-- begin TASK INPUT --
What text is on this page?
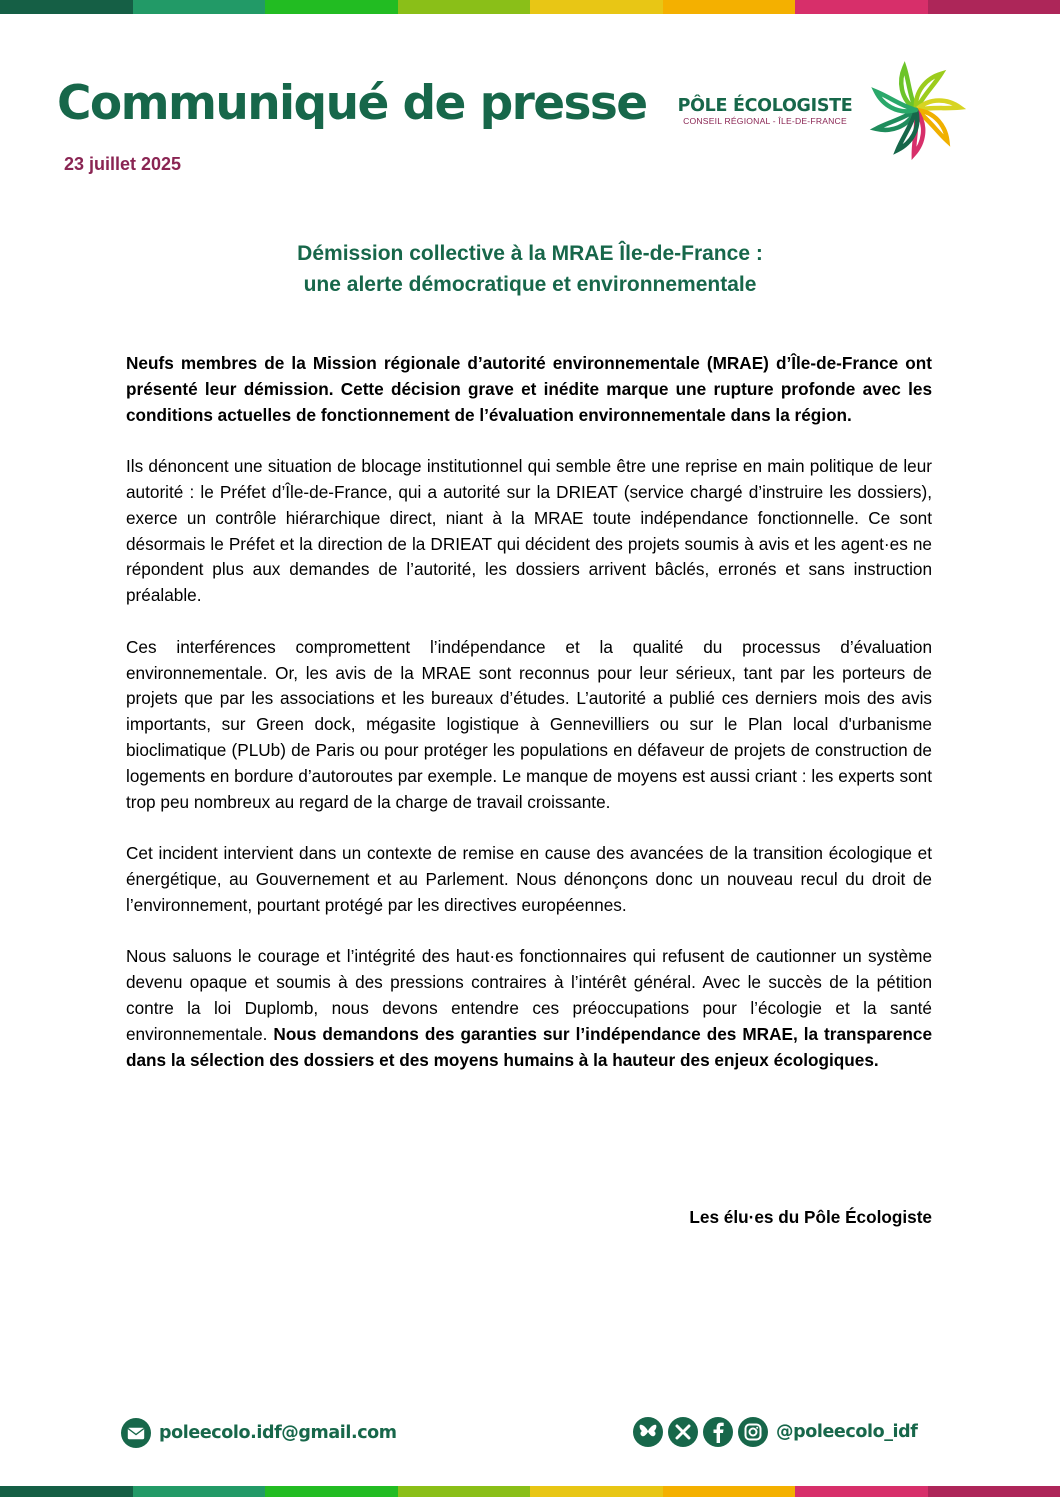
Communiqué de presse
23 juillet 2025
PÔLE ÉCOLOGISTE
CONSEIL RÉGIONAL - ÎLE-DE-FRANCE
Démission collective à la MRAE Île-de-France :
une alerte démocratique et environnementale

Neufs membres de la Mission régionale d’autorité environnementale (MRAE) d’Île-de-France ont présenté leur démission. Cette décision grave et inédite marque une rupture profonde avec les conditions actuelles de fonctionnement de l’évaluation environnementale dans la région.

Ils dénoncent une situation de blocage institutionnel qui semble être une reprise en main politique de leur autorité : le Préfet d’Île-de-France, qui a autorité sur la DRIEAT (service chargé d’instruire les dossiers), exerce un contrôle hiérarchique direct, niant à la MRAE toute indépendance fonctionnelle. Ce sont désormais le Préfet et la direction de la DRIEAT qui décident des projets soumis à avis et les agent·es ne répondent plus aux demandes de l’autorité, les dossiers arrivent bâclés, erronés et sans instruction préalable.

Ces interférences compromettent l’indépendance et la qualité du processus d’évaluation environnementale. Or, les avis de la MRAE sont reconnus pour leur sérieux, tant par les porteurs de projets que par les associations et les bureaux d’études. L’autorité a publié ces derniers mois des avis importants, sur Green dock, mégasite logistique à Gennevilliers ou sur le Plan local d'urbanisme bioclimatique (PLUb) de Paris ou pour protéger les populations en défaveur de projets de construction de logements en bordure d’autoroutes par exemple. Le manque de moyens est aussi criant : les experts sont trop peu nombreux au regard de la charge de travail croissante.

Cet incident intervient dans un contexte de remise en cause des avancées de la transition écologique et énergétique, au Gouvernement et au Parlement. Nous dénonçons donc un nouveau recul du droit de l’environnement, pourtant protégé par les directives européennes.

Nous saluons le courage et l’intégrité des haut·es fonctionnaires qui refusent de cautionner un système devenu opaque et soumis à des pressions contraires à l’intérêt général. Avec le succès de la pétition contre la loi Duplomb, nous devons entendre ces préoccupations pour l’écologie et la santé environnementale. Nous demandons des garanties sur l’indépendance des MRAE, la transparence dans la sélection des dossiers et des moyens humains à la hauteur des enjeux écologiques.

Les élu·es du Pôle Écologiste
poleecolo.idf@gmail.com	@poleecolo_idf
-- end TASK INPUT --
_TASK GOAL_
Repeat the listing above exactly, with no pictures.

_OUTPUT OF THE TASK_
What text is on this page?
Communiqué de presse
23 juillet 2025
PÔLE ÉCOLOGISTE
CONSEIL RÉGIONAL - ÎLE-DE-FRANCE
Démission collective à la MRAE Île-de-France :
une alerte démocratique et environnementale

Neufs membres de la Mission régionale d’autorité environnementale (MRAE) d’Île-de-France ont présenté leur démission. Cette décision grave et inédite marque une rupture profonde avec les conditions actuelles de fonctionnement de l’évaluation environnementale dans la région.

Ils dénoncent une situation de blocage institutionnel qui semble être une reprise en main politique de leur autorité : le Préfet d’Île-de-France, qui a autorité sur la DRIEAT (service chargé d’instruire les dossiers), exerce un contrôle hiérarchique direct, niant à la MRAE toute indépendance fonctionnelle. Ce sont désormais le Préfet et la direction de la DRIEAT qui décident des projets soumis à avis et les agent·es ne répondent plus aux demandes de l’autorité, les dossiers arrivent bâclés, erronés et sans instruction préalable.

Ces interférences compromettent l’indépendance et la qualité du processus d’évaluation environnementale. Or, les avis de la MRAE sont reconnus pour leur sérieux, tant par les porteurs de projets que par les associations et les bureaux d’études. L’autorité a publié ces derniers mois des avis importants, sur Green dock, mégasite logistique à Gennevilliers ou sur le Plan local d'urbanisme bioclimatique (PLUb) de Paris ou pour protéger les populations en défaveur de projets de construction de logements en bordure d’autoroutes par exemple. Le manque de moyens est aussi criant : les experts sont trop peu nombreux au regard de la charge de travail croissante.

Cet incident intervient dans un contexte de remise en cause des avancées de la transition écologique et énergétique, au Gouvernement et au Parlement. Nous dénonçons donc un nouveau recul du droit de l’environnement, pourtant protégé par les directives européennes.

Nous saluons le courage et l’intégrité des haut·es fonctionnaires qui refusent de cautionner un système devenu opaque et soumis à des pressions contraires à l’intérêt général. Avec le succès de la pétition contre la loi Duplomb, nous devons entendre ces préoccupations pour l’écologie et la santé environnementale. Nous demandons des garanties sur l’indépendance des MRAE, la transparence dans la sélection des dossiers et des moyens humains à la hauteur des enjeux écologiques.

Les élu·es du Pôle Écologiste
poleecolo.idf@gmail.com	@poleecolo_idf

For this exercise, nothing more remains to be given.